■ **What you are asked to do**
What is the count of lines that hold the word "JSON"? Give only the number.

Dataset rows about figures:
------

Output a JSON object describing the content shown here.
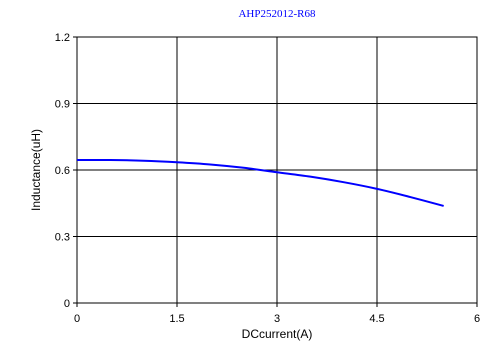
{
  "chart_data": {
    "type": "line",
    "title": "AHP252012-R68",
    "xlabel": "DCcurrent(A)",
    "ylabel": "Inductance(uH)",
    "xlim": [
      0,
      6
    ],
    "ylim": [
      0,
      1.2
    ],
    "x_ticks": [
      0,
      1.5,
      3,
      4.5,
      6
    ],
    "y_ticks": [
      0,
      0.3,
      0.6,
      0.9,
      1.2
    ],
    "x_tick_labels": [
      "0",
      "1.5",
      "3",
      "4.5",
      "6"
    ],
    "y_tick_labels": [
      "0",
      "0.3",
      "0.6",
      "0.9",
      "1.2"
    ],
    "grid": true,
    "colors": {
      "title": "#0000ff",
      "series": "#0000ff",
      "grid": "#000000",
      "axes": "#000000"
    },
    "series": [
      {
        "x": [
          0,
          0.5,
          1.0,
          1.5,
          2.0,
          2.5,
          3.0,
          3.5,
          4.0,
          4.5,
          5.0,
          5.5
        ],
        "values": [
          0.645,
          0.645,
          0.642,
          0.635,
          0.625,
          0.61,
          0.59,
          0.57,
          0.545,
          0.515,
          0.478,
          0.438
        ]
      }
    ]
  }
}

------

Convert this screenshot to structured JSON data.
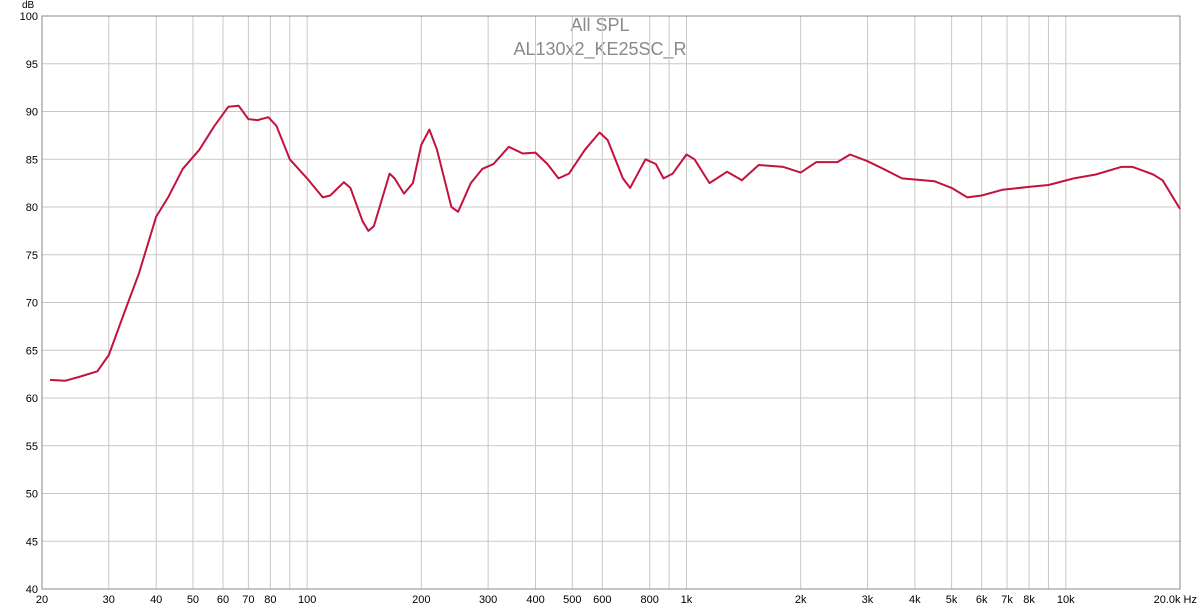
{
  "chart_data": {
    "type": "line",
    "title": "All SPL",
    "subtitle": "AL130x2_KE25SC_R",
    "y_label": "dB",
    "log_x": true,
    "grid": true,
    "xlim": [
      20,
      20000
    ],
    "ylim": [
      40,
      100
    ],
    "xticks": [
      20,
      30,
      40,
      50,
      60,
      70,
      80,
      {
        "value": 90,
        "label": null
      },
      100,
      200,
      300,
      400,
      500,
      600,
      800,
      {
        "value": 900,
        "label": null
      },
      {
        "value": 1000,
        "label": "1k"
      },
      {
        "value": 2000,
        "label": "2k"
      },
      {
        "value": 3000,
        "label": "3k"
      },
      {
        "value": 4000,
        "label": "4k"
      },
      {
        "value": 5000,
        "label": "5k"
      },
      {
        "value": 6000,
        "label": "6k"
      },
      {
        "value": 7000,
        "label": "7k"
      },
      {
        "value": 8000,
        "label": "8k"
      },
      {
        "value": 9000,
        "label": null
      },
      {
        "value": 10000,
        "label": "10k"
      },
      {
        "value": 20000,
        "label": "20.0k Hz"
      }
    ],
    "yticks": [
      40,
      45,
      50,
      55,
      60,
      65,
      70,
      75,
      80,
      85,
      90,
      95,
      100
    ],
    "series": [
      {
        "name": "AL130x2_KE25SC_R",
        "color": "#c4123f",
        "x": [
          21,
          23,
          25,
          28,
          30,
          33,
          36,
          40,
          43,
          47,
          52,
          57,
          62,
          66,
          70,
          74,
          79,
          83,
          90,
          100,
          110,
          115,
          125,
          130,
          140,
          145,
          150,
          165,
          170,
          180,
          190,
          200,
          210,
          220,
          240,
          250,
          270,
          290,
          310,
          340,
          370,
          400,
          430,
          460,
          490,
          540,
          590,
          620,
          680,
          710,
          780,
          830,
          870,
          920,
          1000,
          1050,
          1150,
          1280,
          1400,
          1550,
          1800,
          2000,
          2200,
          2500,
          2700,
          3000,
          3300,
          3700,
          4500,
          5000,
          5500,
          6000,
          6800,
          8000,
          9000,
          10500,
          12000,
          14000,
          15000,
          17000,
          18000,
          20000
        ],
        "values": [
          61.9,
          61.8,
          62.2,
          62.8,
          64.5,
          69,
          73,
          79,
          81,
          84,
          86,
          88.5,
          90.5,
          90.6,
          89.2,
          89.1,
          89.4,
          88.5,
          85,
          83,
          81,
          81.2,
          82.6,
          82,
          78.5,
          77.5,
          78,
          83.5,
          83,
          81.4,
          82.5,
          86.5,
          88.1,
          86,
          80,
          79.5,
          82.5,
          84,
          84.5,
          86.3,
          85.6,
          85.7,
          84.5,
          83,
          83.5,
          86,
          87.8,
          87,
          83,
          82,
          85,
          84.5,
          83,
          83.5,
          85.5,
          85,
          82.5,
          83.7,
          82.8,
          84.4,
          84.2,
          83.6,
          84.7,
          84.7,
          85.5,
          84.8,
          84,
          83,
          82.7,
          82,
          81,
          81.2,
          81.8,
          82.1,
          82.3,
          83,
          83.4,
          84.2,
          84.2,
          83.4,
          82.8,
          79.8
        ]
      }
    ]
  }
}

------

■ **The completed task**
2